● Problem: Please retype the data in full and exactly; the pictures are not part of the copy.

● Record extracts:
+ + +

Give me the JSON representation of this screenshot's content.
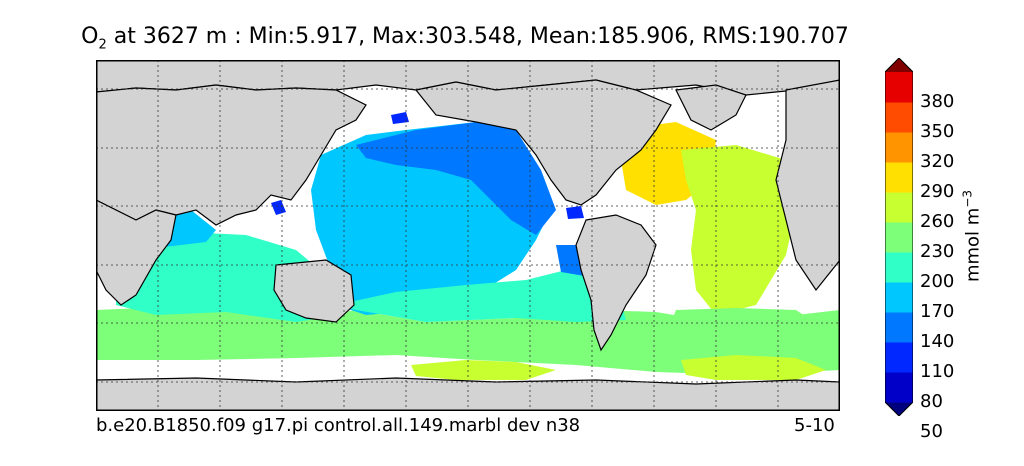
{
  "title": {
    "variable": "O",
    "subscript": "2",
    "text": " at 3627 m : Min:5.917, Max:303.548, Mean:185.906, RMS:190.707"
  },
  "footer": {
    "case": "b.e20.B1850.f09 g17.pi control.all.149.marbl dev n38",
    "years": "5-10"
  },
  "colorbar": {
    "units_label": "mmol m",
    "units_exponent": "−3",
    "ticks": [
      "380",
      "350",
      "320",
      "290",
      "260",
      "230",
      "200",
      "170",
      "140",
      "110",
      "80",
      "50"
    ],
    "colors_bottom_to_top": [
      "#00007f",
      "#0000c8",
      "#0028ff",
      "#0078ff",
      "#00c8ff",
      "#30ffc8",
      "#7dff7a",
      "#c8ff30",
      "#ffe000",
      "#ff9400",
      "#ff4c00",
      "#e70000",
      "#800000"
    ]
  },
  "map": {
    "projection": "global equirectangular",
    "land_color": "#d3d3d3",
    "missing_color": "#ffffff",
    "gridlines": "dashed"
  }
}
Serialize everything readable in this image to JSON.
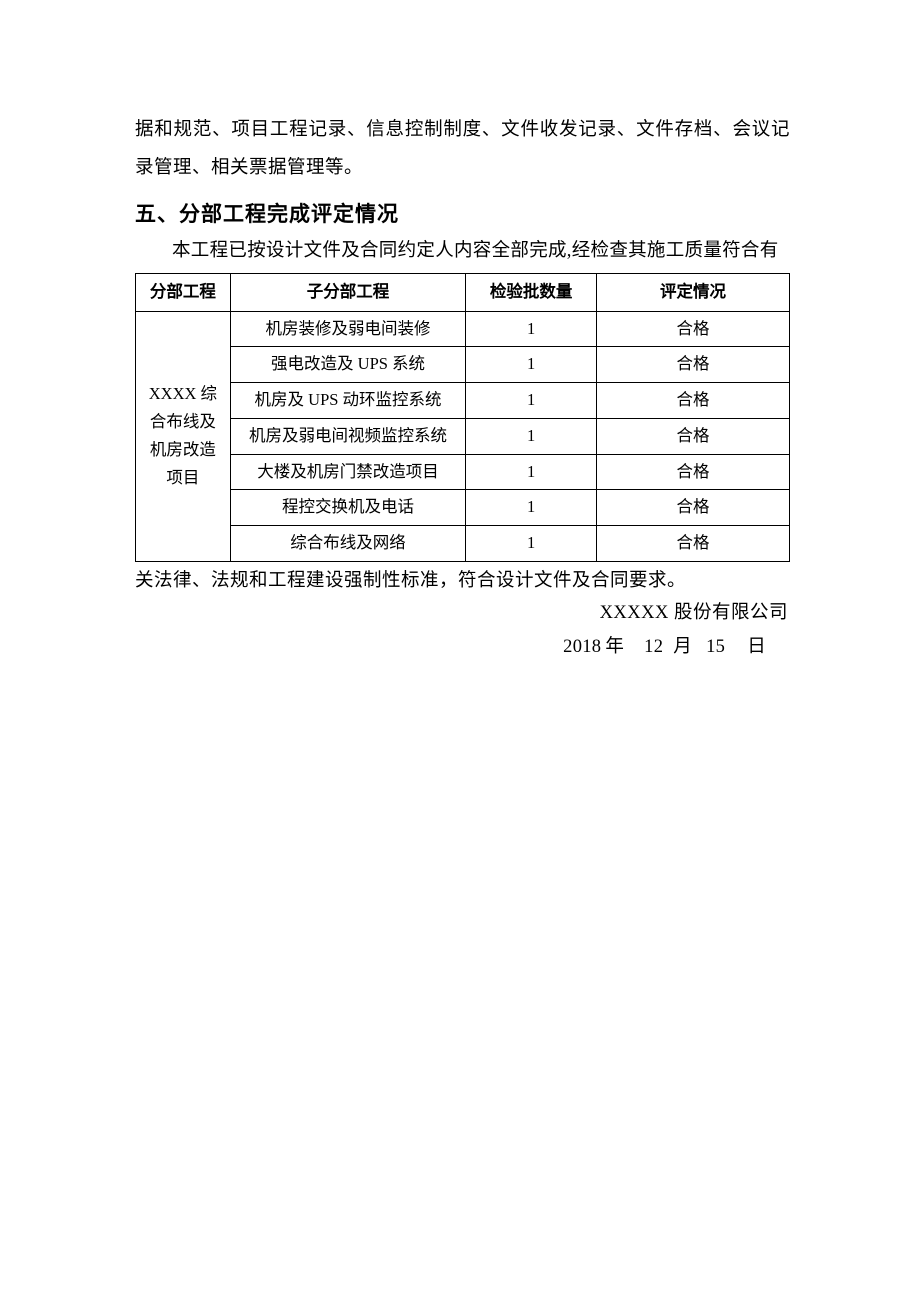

+ + +

● Task answer:
Give me the JSON representation of this screenshot's content.
{
  "title": {
    "variable": "O",
    "subscript": "2",
    "text": " at 3627 m : Min:5.917, Max:303.548, Mean:185.906, RMS:190.707"
  },
  "footer": {
    "case": "b.e20.B1850.f09 g17.pi control.all.149.marbl dev n38",
    "years": "5-10"
  },
  "colorbar": {
    "units_label": "mmol m",
    "units_exponent": "−3",
    "ticks": [
      "380",
      "350",
      "320",
      "290",
      "260",
      "230",
      "200",
      "170",
      "140",
      "110",
      "80",
      "50"
    ],
    "colors_bottom_to_top": [
      "#00007f",
      "#0000c8",
      "#0028ff",
      "#0078ff",
      "#00c8ff",
      "#30ffc8",
      "#7dff7a",
      "#c8ff30",
      "#ffe000",
      "#ff9400",
      "#ff4c00",
      "#e70000",
      "#800000"
    ]
  },
  "map": {
    "projection": "global equirectangular",
    "land_color": "#d3d3d3",
    "missing_color": "#ffffff",
    "gridlines": "dashed"
  }
}
Serialize everything readable in this image to JSON.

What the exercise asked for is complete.